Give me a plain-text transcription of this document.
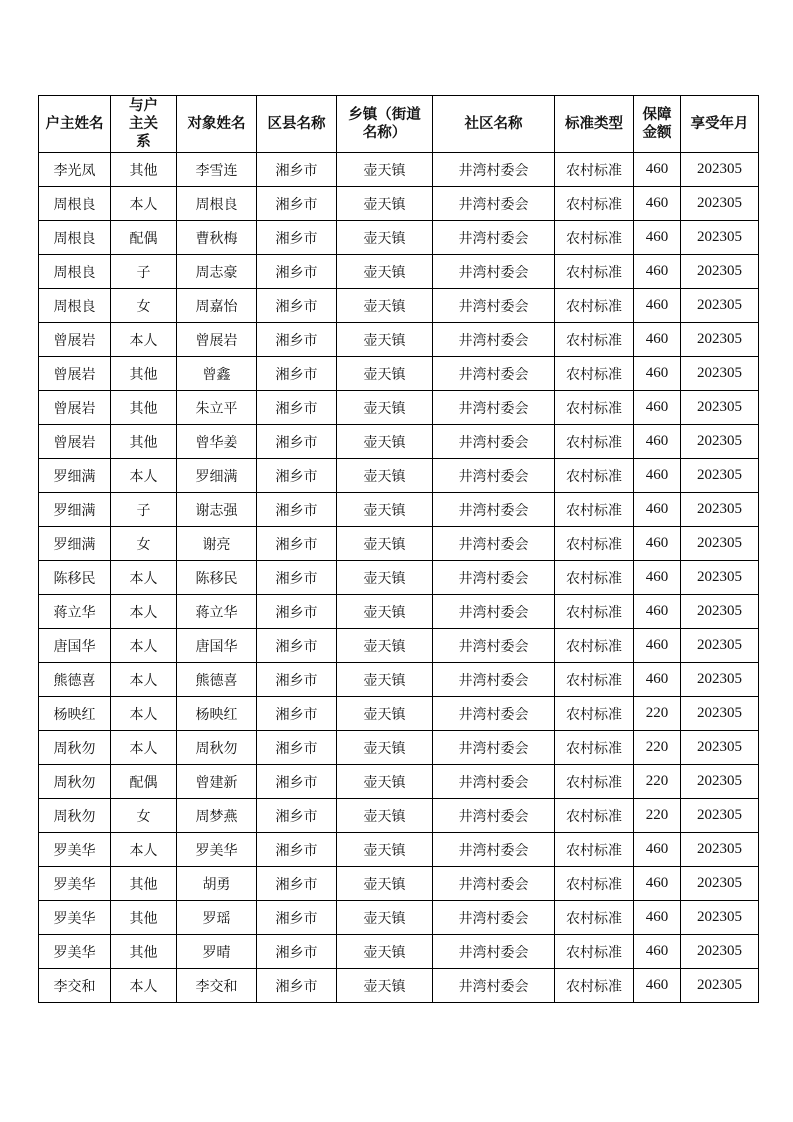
户主姓名	与户主关系	对象姓名	区县名称	乡镇（街道名称）	社区名称	标准类型	保障金额	享受年月
李光凤	其他	李雪连	湘乡市	壶天镇	井湾村委会	农村标准	460	202305
周根良	本人	周根良	湘乡市	壶天镇	井湾村委会	农村标准	460	202305
周根良	配偶	曹秋梅	湘乡市	壶天镇	井湾村委会	农村标准	460	202305
周根良	子	周志豪	湘乡市	壶天镇	井湾村委会	农村标准	460	202305
周根良	女	周嘉怡	湘乡市	壶天镇	井湾村委会	农村标准	460	202305
曾展岩	本人	曾展岩	湘乡市	壶天镇	井湾村委会	农村标准	460	202305
曾展岩	其他	曾鑫	湘乡市	壶天镇	井湾村委会	农村标准	460	202305
曾展岩	其他	朱立平	湘乡市	壶天镇	井湾村委会	农村标准	460	202305
曾展岩	其他	曾华姜	湘乡市	壶天镇	井湾村委会	农村标准	460	202305
罗细满	本人	罗细满	湘乡市	壶天镇	井湾村委会	农村标准	460	202305
罗细满	子	谢志强	湘乡市	壶天镇	井湾村委会	农村标准	460	202305
罗细满	女	谢亮	湘乡市	壶天镇	井湾村委会	农村标准	460	202305
陈移民	本人	陈移民	湘乡市	壶天镇	井湾村委会	农村标准	460	202305
蒋立华	本人	蒋立华	湘乡市	壶天镇	井湾村委会	农村标准	460	202305
唐国华	本人	唐国华	湘乡市	壶天镇	井湾村委会	农村标准	460	202305
熊德喜	本人	熊德喜	湘乡市	壶天镇	井湾村委会	农村标准	460	202305
杨映红	本人	杨映红	湘乡市	壶天镇	井湾村委会	农村标准	220	202305
周秋勿	本人	周秋勿	湘乡市	壶天镇	井湾村委会	农村标准	220	202305
周秋勿	配偶	曾建新	湘乡市	壶天镇	井湾村委会	农村标准	220	202305
周秋勿	女	周梦燕	湘乡市	壶天镇	井湾村委会	农村标准	220	202305
罗美华	本人	罗美华	湘乡市	壶天镇	井湾村委会	农村标准	460	202305
罗美华	其他	胡勇	湘乡市	壶天镇	井湾村委会	农村标准	460	202305
罗美华	其他	罗瑶	湘乡市	壶天镇	井湾村委会	农村标准	460	202305
罗美华	其他	罗晴	湘乡市	壶天镇	井湾村委会	农村标准	460	202305
李交和	本人	李交和	湘乡市	壶天镇	井湾村委会	农村标准	460	202305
####################
[WHAT IS EXPECTED]:
Repeat the data exactly, without the pictures.

[COMPLETED TASK]:
Give me a plain-text transcription of this document.
户主姓名	与户主关系	对象姓名	区县名称	乡镇（街道名称）	社区名称	标准类型	保障金额	享受年月
李光凤	其他	李雪连	湘乡市	壶天镇	井湾村委会	农村标准	460	202305
周根良	本人	周根良	湘乡市	壶天镇	井湾村委会	农村标准	460	202305
周根良	配偶	曹秋梅	湘乡市	壶天镇	井湾村委会	农村标准	460	202305
周根良	子	周志豪	湘乡市	壶天镇	井湾村委会	农村标准	460	202305
周根良	女	周嘉怡	湘乡市	壶天镇	井湾村委会	农村标准	460	202305
曾展岩	本人	曾展岩	湘乡市	壶天镇	井湾村委会	农村标准	460	202305
曾展岩	其他	曾鑫	湘乡市	壶天镇	井湾村委会	农村标准	460	202305
曾展岩	其他	朱立平	湘乡市	壶天镇	井湾村委会	农村标准	460	202305
曾展岩	其他	曾华姜	湘乡市	壶天镇	井湾村委会	农村标准	460	202305
罗细满	本人	罗细满	湘乡市	壶天镇	井湾村委会	农村标准	460	202305
罗细满	子	谢志强	湘乡市	壶天镇	井湾村委会	农村标准	460	202305
罗细满	女	谢亮	湘乡市	壶天镇	井湾村委会	农村标准	460	202305
陈移民	本人	陈移民	湘乡市	壶天镇	井湾村委会	农村标准	460	202305
蒋立华	本人	蒋立华	湘乡市	壶天镇	井湾村委会	农村标准	460	202305
唐国华	本人	唐国华	湘乡市	壶天镇	井湾村委会	农村标准	460	202305
熊德喜	本人	熊德喜	湘乡市	壶天镇	井湾村委会	农村标准	460	202305
杨映红	本人	杨映红	湘乡市	壶天镇	井湾村委会	农村标准	220	202305
周秋勿	本人	周秋勿	湘乡市	壶天镇	井湾村委会	农村标准	220	202305
周秋勿	配偶	曾建新	湘乡市	壶天镇	井湾村委会	农村标准	220	202305
周秋勿	女	周梦燕	湘乡市	壶天镇	井湾村委会	农村标准	220	202305
罗美华	本人	罗美华	湘乡市	壶天镇	井湾村委会	农村标准	460	202305
罗美华	其他	胡勇	湘乡市	壶天镇	井湾村委会	农村标准	460	202305
罗美华	其他	罗瑶	湘乡市	壶天镇	井湾村委会	农村标准	460	202305
罗美华	其他	罗晴	湘乡市	壶天镇	井湾村委会	农村标准	460	202305
李交和	本人	李交和	湘乡市	壶天镇	井湾村委会	农村标准	460	202305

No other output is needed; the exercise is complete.